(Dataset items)
=====

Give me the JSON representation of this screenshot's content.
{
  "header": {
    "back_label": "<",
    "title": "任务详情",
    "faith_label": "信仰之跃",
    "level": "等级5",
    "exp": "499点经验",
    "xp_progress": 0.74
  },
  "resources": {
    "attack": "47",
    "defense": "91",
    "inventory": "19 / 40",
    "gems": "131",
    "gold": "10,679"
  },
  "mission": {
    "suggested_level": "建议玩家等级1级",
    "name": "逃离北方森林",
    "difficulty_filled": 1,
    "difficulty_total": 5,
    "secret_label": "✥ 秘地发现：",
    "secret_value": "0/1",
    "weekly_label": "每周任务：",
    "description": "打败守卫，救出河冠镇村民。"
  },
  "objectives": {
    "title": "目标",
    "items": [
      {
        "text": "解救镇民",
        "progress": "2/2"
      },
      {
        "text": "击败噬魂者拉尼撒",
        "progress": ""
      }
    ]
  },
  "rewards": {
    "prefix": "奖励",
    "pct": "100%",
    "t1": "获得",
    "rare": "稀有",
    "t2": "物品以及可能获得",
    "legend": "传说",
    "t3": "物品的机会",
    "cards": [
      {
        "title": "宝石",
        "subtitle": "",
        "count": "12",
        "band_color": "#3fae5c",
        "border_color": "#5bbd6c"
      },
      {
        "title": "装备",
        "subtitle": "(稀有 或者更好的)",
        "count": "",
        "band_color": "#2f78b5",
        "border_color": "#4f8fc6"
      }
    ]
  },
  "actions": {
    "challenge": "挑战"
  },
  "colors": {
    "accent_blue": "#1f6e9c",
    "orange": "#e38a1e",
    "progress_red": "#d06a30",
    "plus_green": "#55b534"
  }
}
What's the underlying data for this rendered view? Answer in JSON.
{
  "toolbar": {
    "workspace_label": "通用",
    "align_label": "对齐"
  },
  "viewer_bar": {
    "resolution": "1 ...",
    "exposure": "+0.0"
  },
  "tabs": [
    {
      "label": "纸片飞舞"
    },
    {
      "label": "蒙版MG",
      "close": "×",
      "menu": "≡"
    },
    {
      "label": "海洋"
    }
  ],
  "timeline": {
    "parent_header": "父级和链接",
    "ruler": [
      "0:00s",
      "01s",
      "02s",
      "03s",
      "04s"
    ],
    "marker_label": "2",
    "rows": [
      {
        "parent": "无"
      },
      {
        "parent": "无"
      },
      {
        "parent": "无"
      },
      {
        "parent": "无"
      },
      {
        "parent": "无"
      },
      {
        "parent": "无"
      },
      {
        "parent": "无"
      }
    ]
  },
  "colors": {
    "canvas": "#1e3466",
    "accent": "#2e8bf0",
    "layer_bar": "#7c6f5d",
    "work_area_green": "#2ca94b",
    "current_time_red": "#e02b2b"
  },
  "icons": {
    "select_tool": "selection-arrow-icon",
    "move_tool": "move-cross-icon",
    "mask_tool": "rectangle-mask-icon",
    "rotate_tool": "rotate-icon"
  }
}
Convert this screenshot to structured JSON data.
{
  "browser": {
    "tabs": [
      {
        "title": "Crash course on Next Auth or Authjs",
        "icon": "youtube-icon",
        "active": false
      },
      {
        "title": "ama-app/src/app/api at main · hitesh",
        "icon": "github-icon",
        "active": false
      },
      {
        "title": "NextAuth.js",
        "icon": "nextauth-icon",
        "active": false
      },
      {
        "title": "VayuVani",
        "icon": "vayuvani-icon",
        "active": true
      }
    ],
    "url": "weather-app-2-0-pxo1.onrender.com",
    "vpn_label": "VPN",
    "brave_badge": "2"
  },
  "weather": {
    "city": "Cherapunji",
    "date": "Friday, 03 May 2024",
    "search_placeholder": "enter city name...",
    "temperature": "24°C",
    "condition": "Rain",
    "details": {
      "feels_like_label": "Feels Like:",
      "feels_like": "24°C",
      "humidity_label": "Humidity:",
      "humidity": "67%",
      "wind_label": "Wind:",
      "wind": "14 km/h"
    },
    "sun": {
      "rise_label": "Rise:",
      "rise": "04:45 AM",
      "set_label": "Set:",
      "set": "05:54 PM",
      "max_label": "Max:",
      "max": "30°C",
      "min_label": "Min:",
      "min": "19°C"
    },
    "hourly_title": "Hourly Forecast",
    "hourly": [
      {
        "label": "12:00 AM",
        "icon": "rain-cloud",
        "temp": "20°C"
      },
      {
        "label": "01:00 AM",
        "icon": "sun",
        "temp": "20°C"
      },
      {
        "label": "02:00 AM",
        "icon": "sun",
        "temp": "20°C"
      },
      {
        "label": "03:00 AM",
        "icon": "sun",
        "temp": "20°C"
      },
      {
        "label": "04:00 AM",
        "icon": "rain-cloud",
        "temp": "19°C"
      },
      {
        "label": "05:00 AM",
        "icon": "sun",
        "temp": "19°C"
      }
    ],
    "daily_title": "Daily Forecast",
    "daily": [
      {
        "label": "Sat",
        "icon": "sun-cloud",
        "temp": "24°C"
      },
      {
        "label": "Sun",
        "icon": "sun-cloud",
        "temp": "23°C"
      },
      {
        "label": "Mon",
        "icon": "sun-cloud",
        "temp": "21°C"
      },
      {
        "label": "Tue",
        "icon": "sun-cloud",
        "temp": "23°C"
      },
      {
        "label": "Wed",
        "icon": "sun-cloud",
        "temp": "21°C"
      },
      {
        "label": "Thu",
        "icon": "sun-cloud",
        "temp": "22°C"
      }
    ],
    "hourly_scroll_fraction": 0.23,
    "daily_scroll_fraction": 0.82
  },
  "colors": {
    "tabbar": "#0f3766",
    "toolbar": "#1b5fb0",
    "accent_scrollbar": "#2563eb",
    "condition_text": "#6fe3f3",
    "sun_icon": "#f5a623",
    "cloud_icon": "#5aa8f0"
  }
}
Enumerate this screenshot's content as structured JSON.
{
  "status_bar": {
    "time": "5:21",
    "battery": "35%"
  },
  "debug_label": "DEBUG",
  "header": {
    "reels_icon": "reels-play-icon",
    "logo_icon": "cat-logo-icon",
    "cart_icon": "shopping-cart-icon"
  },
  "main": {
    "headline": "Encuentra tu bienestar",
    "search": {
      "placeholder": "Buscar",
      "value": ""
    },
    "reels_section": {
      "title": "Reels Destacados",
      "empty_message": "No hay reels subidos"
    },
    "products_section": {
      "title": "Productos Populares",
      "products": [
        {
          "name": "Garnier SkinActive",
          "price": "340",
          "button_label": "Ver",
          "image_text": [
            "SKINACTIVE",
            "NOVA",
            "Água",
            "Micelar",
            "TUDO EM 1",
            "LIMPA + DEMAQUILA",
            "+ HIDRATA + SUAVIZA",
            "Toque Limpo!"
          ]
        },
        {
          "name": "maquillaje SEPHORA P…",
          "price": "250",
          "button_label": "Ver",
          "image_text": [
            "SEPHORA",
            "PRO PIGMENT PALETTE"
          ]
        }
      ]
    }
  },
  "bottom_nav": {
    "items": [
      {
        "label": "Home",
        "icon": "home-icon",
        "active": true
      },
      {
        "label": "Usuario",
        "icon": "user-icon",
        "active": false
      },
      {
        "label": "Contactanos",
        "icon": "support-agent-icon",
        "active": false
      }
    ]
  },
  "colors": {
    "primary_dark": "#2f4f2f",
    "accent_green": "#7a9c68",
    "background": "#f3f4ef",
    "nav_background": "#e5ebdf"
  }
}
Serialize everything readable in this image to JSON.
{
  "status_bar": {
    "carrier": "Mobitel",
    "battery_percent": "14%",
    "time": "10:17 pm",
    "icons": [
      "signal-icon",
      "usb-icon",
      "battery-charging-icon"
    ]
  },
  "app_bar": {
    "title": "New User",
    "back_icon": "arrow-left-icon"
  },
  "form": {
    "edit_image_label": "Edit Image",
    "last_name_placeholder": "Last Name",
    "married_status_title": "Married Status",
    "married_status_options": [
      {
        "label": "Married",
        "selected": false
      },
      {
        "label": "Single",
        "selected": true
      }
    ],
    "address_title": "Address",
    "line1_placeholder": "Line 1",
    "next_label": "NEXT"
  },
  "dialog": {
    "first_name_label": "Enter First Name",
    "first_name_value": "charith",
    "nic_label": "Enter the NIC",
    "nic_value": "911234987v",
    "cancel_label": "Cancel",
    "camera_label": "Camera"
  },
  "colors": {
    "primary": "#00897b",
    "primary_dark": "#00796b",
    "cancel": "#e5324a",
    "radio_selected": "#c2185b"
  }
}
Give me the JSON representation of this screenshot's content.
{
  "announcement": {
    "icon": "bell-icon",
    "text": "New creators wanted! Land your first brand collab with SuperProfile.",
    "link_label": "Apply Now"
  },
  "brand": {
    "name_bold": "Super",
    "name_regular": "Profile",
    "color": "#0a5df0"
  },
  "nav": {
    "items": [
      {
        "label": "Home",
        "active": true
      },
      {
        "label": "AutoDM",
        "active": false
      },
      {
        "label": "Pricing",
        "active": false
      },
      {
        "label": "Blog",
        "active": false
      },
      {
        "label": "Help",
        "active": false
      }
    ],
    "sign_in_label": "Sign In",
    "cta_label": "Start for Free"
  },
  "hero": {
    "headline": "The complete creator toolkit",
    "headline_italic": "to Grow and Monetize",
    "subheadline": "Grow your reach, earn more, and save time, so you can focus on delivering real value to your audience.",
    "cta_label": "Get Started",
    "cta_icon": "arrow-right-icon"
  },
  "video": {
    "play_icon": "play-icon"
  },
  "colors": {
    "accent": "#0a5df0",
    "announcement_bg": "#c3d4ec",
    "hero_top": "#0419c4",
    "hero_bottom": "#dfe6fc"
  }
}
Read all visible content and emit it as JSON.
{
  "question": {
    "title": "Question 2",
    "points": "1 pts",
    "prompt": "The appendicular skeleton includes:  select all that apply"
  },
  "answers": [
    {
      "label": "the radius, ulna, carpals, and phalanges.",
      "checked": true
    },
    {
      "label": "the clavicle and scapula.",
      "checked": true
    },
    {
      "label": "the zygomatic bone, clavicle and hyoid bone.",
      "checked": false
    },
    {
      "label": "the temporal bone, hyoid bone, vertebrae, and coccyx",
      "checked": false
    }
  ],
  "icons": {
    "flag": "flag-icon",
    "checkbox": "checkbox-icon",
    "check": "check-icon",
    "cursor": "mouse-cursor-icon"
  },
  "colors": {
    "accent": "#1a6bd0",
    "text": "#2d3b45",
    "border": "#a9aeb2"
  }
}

=====

Problem details:
In the records above, how many lines contain the word "content"? Give the number alone.

The output:
4